— WORK TO COMPLETE —
Leave out the pictures and repeat the rest of the material exactly.

(Chart and figure data)
--- Begin ---
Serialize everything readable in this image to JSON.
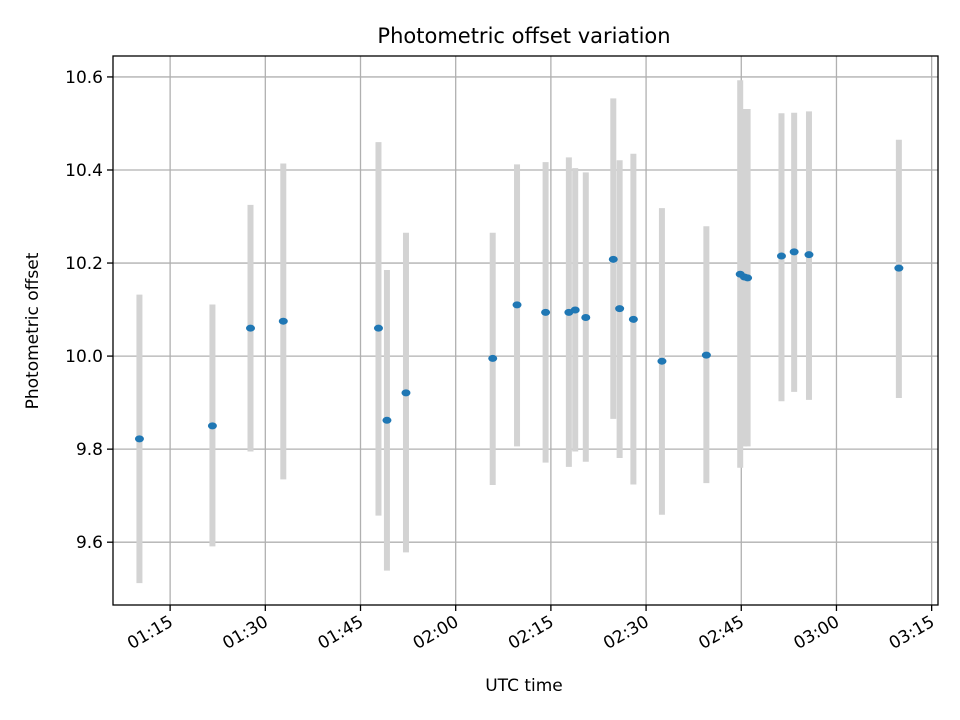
{
  "chart_data": {
    "type": "scatter",
    "title": "Photometric offset variation",
    "xlabel": "UTC time",
    "ylabel": "Photometric offset",
    "xlim": [
      "01:06:00",
      "03:16:00"
    ],
    "ylim": [
      9.465,
      10.645
    ],
    "x_ticks": [
      "01:15",
      "01:30",
      "01:45",
      "02:00",
      "02:15",
      "02:30",
      "02:45",
      "03:00",
      "03:15"
    ],
    "y_ticks": [
      "9.6",
      "9.8",
      "10.0",
      "10.2",
      "10.4",
      "10.6"
    ],
    "grid": true,
    "series": [
      {
        "x": [
          "01:10:10",
          "01:21:40",
          "01:27:40",
          "01:32:50",
          "01:47:50",
          "01:49:10",
          "01:52:10",
          "02:05:50",
          "02:09:40",
          "02:14:10",
          "02:17:50",
          "02:18:50",
          "02:20:30",
          "02:24:50",
          "02:25:50",
          "02:28:00",
          "02:32:30",
          "02:39:30",
          "02:44:50",
          "02:45:30",
          "02:46:00",
          "02:51:20",
          "02:53:20",
          "02:55:40",
          "03:09:50"
        ],
        "y": [
          9.822,
          9.85,
          10.06,
          10.075,
          10.06,
          9.862,
          9.921,
          9.995,
          10.11,
          10.094,
          10.094,
          10.099,
          10.083,
          10.208,
          10.102,
          10.079,
          9.989,
          10.002,
          10.176,
          10.17,
          10.168,
          10.215,
          10.224,
          10.218,
          10.189
        ],
        "err_low": [
          9.512,
          9.591,
          9.795,
          9.735,
          9.657,
          9.539,
          9.578,
          9.723,
          9.806,
          9.771,
          9.762,
          9.795,
          9.773,
          9.865,
          9.781,
          9.724,
          9.659,
          9.727,
          9.76,
          9.806,
          9.806,
          9.903,
          9.923,
          9.906,
          9.91
        ],
        "err_high": [
          10.132,
          10.111,
          10.325,
          10.414,
          10.46,
          10.185,
          10.265,
          10.265,
          10.412,
          10.417,
          10.427,
          10.404,
          10.395,
          10.554,
          10.421,
          10.435,
          10.318,
          10.279,
          10.593,
          10.531,
          10.531,
          10.522,
          10.523,
          10.526,
          10.465
        ]
      }
    ],
    "colors": {
      "point": "#1f77b4",
      "errorbar": "#d3d3d3"
    }
  }
}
--- End ---
— TASK ANSWER —
Serialize everything readable in this image to JSON.
{
  "chart_data": {
    "type": "scatter",
    "title": "Photometric offset variation",
    "xlabel": "UTC time",
    "ylabel": "Photometric offset",
    "xlim": [
      "01:06:00",
      "03:16:00"
    ],
    "ylim": [
      9.465,
      10.645
    ],
    "x_ticks": [
      "01:15",
      "01:30",
      "01:45",
      "02:00",
      "02:15",
      "02:30",
      "02:45",
      "03:00",
      "03:15"
    ],
    "y_ticks": [
      "9.6",
      "9.8",
      "10.0",
      "10.2",
      "10.4",
      "10.6"
    ],
    "grid": true,
    "series": [
      {
        "x": [
          "01:10:10",
          "01:21:40",
          "01:27:40",
          "01:32:50",
          "01:47:50",
          "01:49:10",
          "01:52:10",
          "02:05:50",
          "02:09:40",
          "02:14:10",
          "02:17:50",
          "02:18:50",
          "02:20:30",
          "02:24:50",
          "02:25:50",
          "02:28:00",
          "02:32:30",
          "02:39:30",
          "02:44:50",
          "02:45:30",
          "02:46:00",
          "02:51:20",
          "02:53:20",
          "02:55:40",
          "03:09:50"
        ],
        "y": [
          9.822,
          9.85,
          10.06,
          10.075,
          10.06,
          9.862,
          9.921,
          9.995,
          10.11,
          10.094,
          10.094,
          10.099,
          10.083,
          10.208,
          10.102,
          10.079,
          9.989,
          10.002,
          10.176,
          10.17,
          10.168,
          10.215,
          10.224,
          10.218,
          10.189
        ],
        "err_low": [
          9.512,
          9.591,
          9.795,
          9.735,
          9.657,
          9.539,
          9.578,
          9.723,
          9.806,
          9.771,
          9.762,
          9.795,
          9.773,
          9.865,
          9.781,
          9.724,
          9.659,
          9.727,
          9.76,
          9.806,
          9.806,
          9.903,
          9.923,
          9.906,
          9.91
        ],
        "err_high": [
          10.132,
          10.111,
          10.325,
          10.414,
          10.46,
          10.185,
          10.265,
          10.265,
          10.412,
          10.417,
          10.427,
          10.404,
          10.395,
          10.554,
          10.421,
          10.435,
          10.318,
          10.279,
          10.593,
          10.531,
          10.531,
          10.522,
          10.523,
          10.526,
          10.465
        ]
      }
    ],
    "colors": {
      "point": "#1f77b4",
      "errorbar": "#d3d3d3"
    }
  }
}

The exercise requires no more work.